▶ [Data records]
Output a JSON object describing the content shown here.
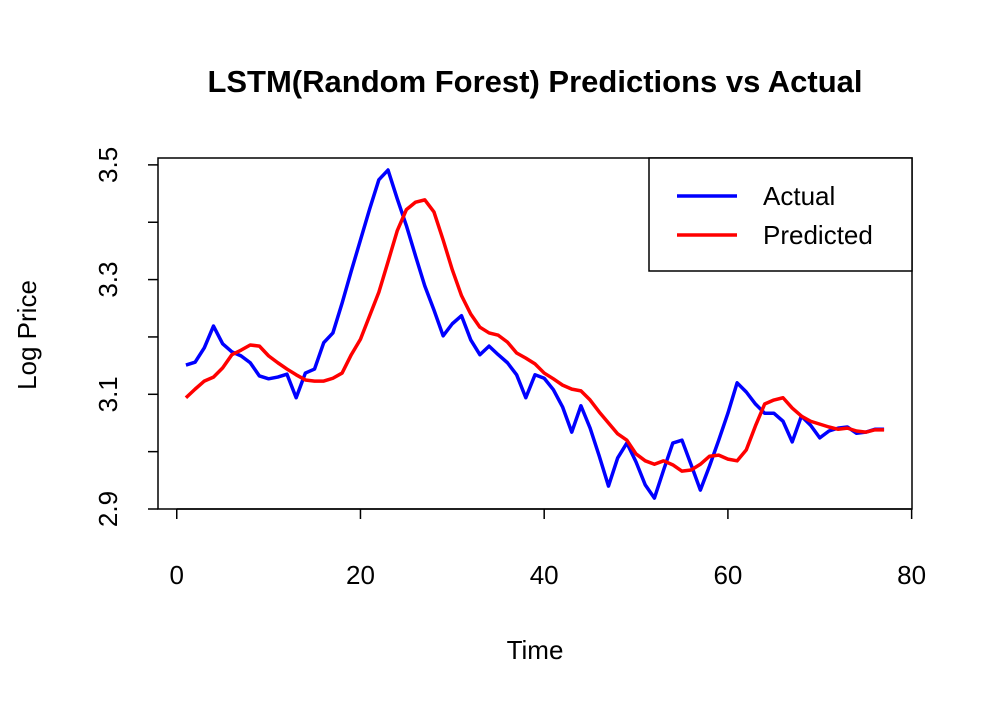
{
  "chart_data": {
    "type": "line",
    "title": "LSTM(Random Forest) Predictions vs Actual",
    "x_label": "Time",
    "y_label": "Log Price",
    "x": [
      1,
      2,
      3,
      4,
      5,
      6,
      7,
      8,
      9,
      10,
      11,
      12,
      13,
      14,
      15,
      16,
      17,
      18,
      19,
      20,
      21,
      22,
      23,
      24,
      25,
      26,
      27,
      28,
      29,
      30,
      31,
      32,
      33,
      34,
      35,
      36,
      37,
      38,
      39,
      40,
      41,
      42,
      43,
      44,
      45,
      46,
      47,
      48,
      49,
      50,
      51,
      52,
      53,
      54,
      55,
      56,
      57,
      58,
      59,
      60,
      61,
      62,
      63,
      64,
      65,
      66,
      67,
      68,
      69,
      70,
      71,
      72,
      73,
      74,
      75,
      76,
      77
    ],
    "series": [
      {
        "name": "Actual",
        "color": "#0000ff",
        "values": [
          3.151,
          3.156,
          3.181,
          3.219,
          3.188,
          3.174,
          3.167,
          3.155,
          3.132,
          3.127,
          3.13,
          3.135,
          3.094,
          3.137,
          3.144,
          3.19,
          3.207,
          3.259,
          3.315,
          3.369,
          3.423,
          3.474,
          3.491,
          3.441,
          3.394,
          3.341,
          3.289,
          3.247,
          3.202,
          3.223,
          3.237,
          3.195,
          3.169,
          3.184,
          3.169,
          3.155,
          3.134,
          3.094,
          3.134,
          3.128,
          3.108,
          3.078,
          3.034,
          3.08,
          3.041,
          2.992,
          2.94,
          2.989,
          3.015,
          2.982,
          2.942,
          2.919,
          2.968,
          3.015,
          3.02,
          2.977,
          2.933,
          2.975,
          3.02,
          3.067,
          3.12,
          3.104,
          3.083,
          3.067,
          3.067,
          3.053,
          3.017,
          3.062,
          3.046,
          3.024,
          3.036,
          3.041,
          3.043,
          3.032,
          3.034,
          3.039,
          3.039
        ]
      },
      {
        "name": "Predicted",
        "color": "#ff0000",
        "values": [
          3.094,
          3.109,
          3.123,
          3.13,
          3.146,
          3.169,
          3.177,
          3.186,
          3.184,
          3.167,
          3.155,
          3.144,
          3.134,
          3.125,
          3.123,
          3.123,
          3.128,
          3.137,
          3.169,
          3.196,
          3.237,
          3.278,
          3.331,
          3.385,
          3.422,
          3.435,
          3.439,
          3.418,
          3.369,
          3.317,
          3.272,
          3.24,
          3.217,
          3.207,
          3.203,
          3.191,
          3.172,
          3.163,
          3.153,
          3.137,
          3.127,
          3.116,
          3.109,
          3.106,
          3.09,
          3.069,
          3.05,
          3.031,
          3.02,
          2.996,
          2.984,
          2.978,
          2.984,
          2.977,
          2.966,
          2.968,
          2.978,
          2.992,
          2.994,
          2.987,
          2.984,
          3.003,
          3.045,
          3.083,
          3.09,
          3.094,
          3.076,
          3.062,
          3.053,
          3.048,
          3.043,
          3.039,
          3.041,
          3.036,
          3.034,
          3.038,
          3.038
        ]
      }
    ],
    "xlim": [
      -2.04,
      80.04
    ],
    "xticks": [
      0,
      20,
      40,
      60,
      80
    ],
    "ylim": [
      2.9,
      3.512
    ],
    "yticks": [
      2.9,
      3.1,
      3.3,
      3.5
    ],
    "yticks_minor": [
      3.0,
      3.2,
      3.4
    ],
    "legend": "topright",
    "grid": false
  }
}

▶ [Exercise prompt]
Nothing in the entries above should change when they are printed again, except that the pictures are dropped.

▶ [Exercise result]
Output a JSON object describing the content shown here.
{
  "chart_data": {
    "type": "line",
    "title": "LSTM(Random Forest) Predictions vs Actual",
    "x_label": "Time",
    "y_label": "Log Price",
    "x": [
      1,
      2,
      3,
      4,
      5,
      6,
      7,
      8,
      9,
      10,
      11,
      12,
      13,
      14,
      15,
      16,
      17,
      18,
      19,
      20,
      21,
      22,
      23,
      24,
      25,
      26,
      27,
      28,
      29,
      30,
      31,
      32,
      33,
      34,
      35,
      36,
      37,
      38,
      39,
      40,
      41,
      42,
      43,
      44,
      45,
      46,
      47,
      48,
      49,
      50,
      51,
      52,
      53,
      54,
      55,
      56,
      57,
      58,
      59,
      60,
      61,
      62,
      63,
      64,
      65,
      66,
      67,
      68,
      69,
      70,
      71,
      72,
      73,
      74,
      75,
      76,
      77
    ],
    "series": [
      {
        "name": "Actual",
        "color": "#0000ff",
        "values": [
          3.151,
          3.156,
          3.181,
          3.219,
          3.188,
          3.174,
          3.167,
          3.155,
          3.132,
          3.127,
          3.13,
          3.135,
          3.094,
          3.137,
          3.144,
          3.19,
          3.207,
          3.259,
          3.315,
          3.369,
          3.423,
          3.474,
          3.491,
          3.441,
          3.394,
          3.341,
          3.289,
          3.247,
          3.202,
          3.223,
          3.237,
          3.195,
          3.169,
          3.184,
          3.169,
          3.155,
          3.134,
          3.094,
          3.134,
          3.128,
          3.108,
          3.078,
          3.034,
          3.08,
          3.041,
          2.992,
          2.94,
          2.989,
          3.015,
          2.982,
          2.942,
          2.919,
          2.968,
          3.015,
          3.02,
          2.977,
          2.933,
          2.975,
          3.02,
          3.067,
          3.12,
          3.104,
          3.083,
          3.067,
          3.067,
          3.053,
          3.017,
          3.062,
          3.046,
          3.024,
          3.036,
          3.041,
          3.043,
          3.032,
          3.034,
          3.039,
          3.039
        ]
      },
      {
        "name": "Predicted",
        "color": "#ff0000",
        "values": [
          3.094,
          3.109,
          3.123,
          3.13,
          3.146,
          3.169,
          3.177,
          3.186,
          3.184,
          3.167,
          3.155,
          3.144,
          3.134,
          3.125,
          3.123,
          3.123,
          3.128,
          3.137,
          3.169,
          3.196,
          3.237,
          3.278,
          3.331,
          3.385,
          3.422,
          3.435,
          3.439,
          3.418,
          3.369,
          3.317,
          3.272,
          3.24,
          3.217,
          3.207,
          3.203,
          3.191,
          3.172,
          3.163,
          3.153,
          3.137,
          3.127,
          3.116,
          3.109,
          3.106,
          3.09,
          3.069,
          3.05,
          3.031,
          3.02,
          2.996,
          2.984,
          2.978,
          2.984,
          2.977,
          2.966,
          2.968,
          2.978,
          2.992,
          2.994,
          2.987,
          2.984,
          3.003,
          3.045,
          3.083,
          3.09,
          3.094,
          3.076,
          3.062,
          3.053,
          3.048,
          3.043,
          3.039,
          3.041,
          3.036,
          3.034,
          3.038,
          3.038
        ]
      }
    ],
    "xlim": [
      -2.04,
      80.04
    ],
    "xticks": [
      0,
      20,
      40,
      60,
      80
    ],
    "ylim": [
      2.9,
      3.512
    ],
    "yticks": [
      2.9,
      3.1,
      3.3,
      3.5
    ],
    "yticks_minor": [
      3.0,
      3.2,
      3.4
    ],
    "legend": "topright",
    "grid": false
  }
}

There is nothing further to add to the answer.